# 任务
把下面的每一条数据逐字照抄一遍，一行也不能漏。

_ _ _ _ _ _ _

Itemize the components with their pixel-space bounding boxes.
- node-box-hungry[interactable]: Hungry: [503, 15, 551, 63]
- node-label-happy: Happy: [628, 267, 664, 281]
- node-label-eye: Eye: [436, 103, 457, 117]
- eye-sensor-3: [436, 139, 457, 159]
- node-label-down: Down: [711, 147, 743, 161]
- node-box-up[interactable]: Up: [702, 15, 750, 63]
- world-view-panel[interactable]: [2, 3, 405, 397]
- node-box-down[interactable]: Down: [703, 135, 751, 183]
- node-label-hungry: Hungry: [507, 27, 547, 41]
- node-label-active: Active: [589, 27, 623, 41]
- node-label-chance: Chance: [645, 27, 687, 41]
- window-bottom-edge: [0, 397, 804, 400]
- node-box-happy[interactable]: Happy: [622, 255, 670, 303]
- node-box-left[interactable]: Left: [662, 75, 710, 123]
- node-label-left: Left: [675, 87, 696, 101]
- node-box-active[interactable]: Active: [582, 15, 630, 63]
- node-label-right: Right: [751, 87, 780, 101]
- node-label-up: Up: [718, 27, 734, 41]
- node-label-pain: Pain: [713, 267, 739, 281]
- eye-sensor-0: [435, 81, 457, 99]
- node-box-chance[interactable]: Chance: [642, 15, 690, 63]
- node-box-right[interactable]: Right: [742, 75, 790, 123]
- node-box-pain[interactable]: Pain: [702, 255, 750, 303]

_ _ _ _ _ _ _

# 正确答案
Itemize the components with their pixel-space bounding boxes.
- node-box-hungry[interactable]: Hungry: [503, 15, 551, 63]
- node-label-happy: Happy: [628, 267, 664, 281]
- node-label-eye: Eye: [436, 103, 457, 117]
- eye-sensor-3: [436, 139, 457, 159]
- node-label-down: Down: [711, 147, 743, 161]
- node-box-up[interactable]: Up: [702, 15, 750, 63]
- world-view-panel[interactable]: [2, 3, 405, 397]
- node-box-down[interactable]: Down: [703, 135, 751, 183]
- node-label-hungry: Hungry: [507, 27, 547, 41]
- node-label-active: Active: [589, 27, 623, 41]
- node-label-chance: Chance: [645, 27, 687, 41]
- window-bottom-edge: [0, 397, 804, 400]
- node-box-happy[interactable]: Happy: [622, 255, 670, 303]
- node-box-left[interactable]: Left: [662, 75, 710, 123]
- node-label-left: Left: [675, 87, 696, 101]
- node-box-active[interactable]: Active: [582, 15, 630, 63]
- node-label-right: Right: [751, 87, 780, 101]
- node-label-up: Up: [718, 27, 734, 41]
- node-label-pain: Pain: [713, 267, 739, 281]
- eye-sensor-0: [435, 81, 457, 99]
- node-box-chance[interactable]: Chance: [642, 15, 690, 63]
- node-box-right[interactable]: Right: [742, 75, 790, 123]
- node-box-pain[interactable]: Pain: [702, 255, 750, 303]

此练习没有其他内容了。